[Extracted data entries]

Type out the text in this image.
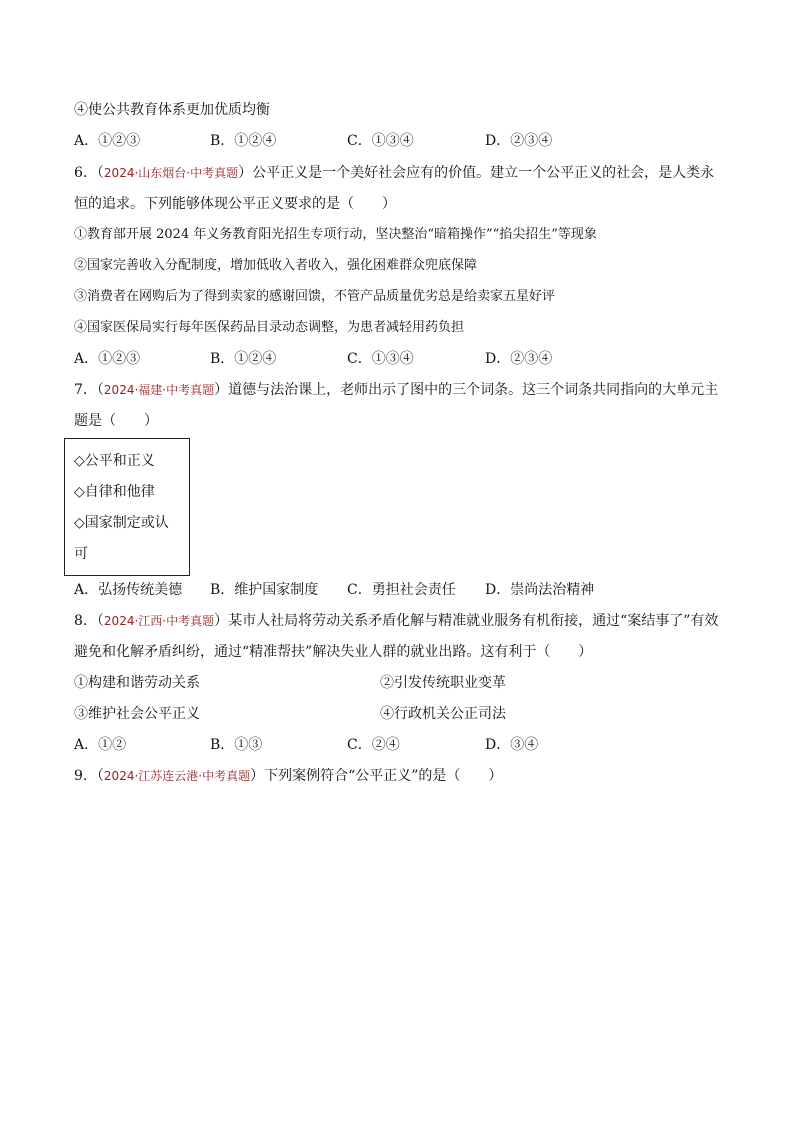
④使公共教育体系更加优质均衡
A．①②③	B．①②④	C．①③④	D．②③④
6．（2024·山东烟台·中考真题）公平正义是一个美好社会应有的价值。建立一个公平正义的社会，是人类永
恒的追求。下列能够体现公平正义要求的是（　　）
①教育部开展 2024 年义务教育阳光招生专项行动，坚决整治“暗箱操作”“掐尖招生”等现象
②国家完善收入分配制度，增加低收入者收入，强化困难群众兜底保障
③消费者在网购后为了得到卖家的感谢回馈，不管产品质量优劣总是给卖家五星好评
④国家医保局实行每年医保药品目录动态调整，为患者减轻用药负担
A．①②③	B．①②④	C．①③④	D．②③④
7．（2024·福建·中考真题）道德与法治课上，老师出示了图中的三个词条。这三个词条共同指向的大单元主
题是（　　）
◇公平和正义
◇自律和他律
◇国家制定或认
可
A．弘扬传统美德 B．维护国家制度 C．勇担社会责任 D．崇尚法治精神
8．（2024·江西·中考真题）某市人社局将劳动关系矛盾化解与精准就业服务有机衔接，通过“案结事了”有效
避免和化解矛盾纠纷，通过“精准帮扶”解决失业人群的就业出路。这有利于（　　）
①构建和谐劳动关系	②引发传统职业变革
③维护社会公平正义	④行政机关公正司法
A．①②	B．①③	C．②④	D．③④
9．（2024·江苏连云港·中考真题）下列案例符合“公平正义”的是（　　）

● Goal:
Select all lines in the listing above where the word "中考真题" appears, and show them.

● Exercise result:
6．（2024·山东烟台·中考真题）公平正义是一个美好社会应有的价值。建立一个公平正义的社会，是人类永
7．（2024·福建·中考真题）道德与法治课上，老师出示了图中的三个词条。这三个词条共同指向的大单元主
8．（2024·江西·中考真题）某市人社局将劳动关系矛盾化解与精准就业服务有机衔接，通过“案结事了”有效
9．（2024·江苏连云港·中考真题）下列案例符合“公平正义”的是（　　）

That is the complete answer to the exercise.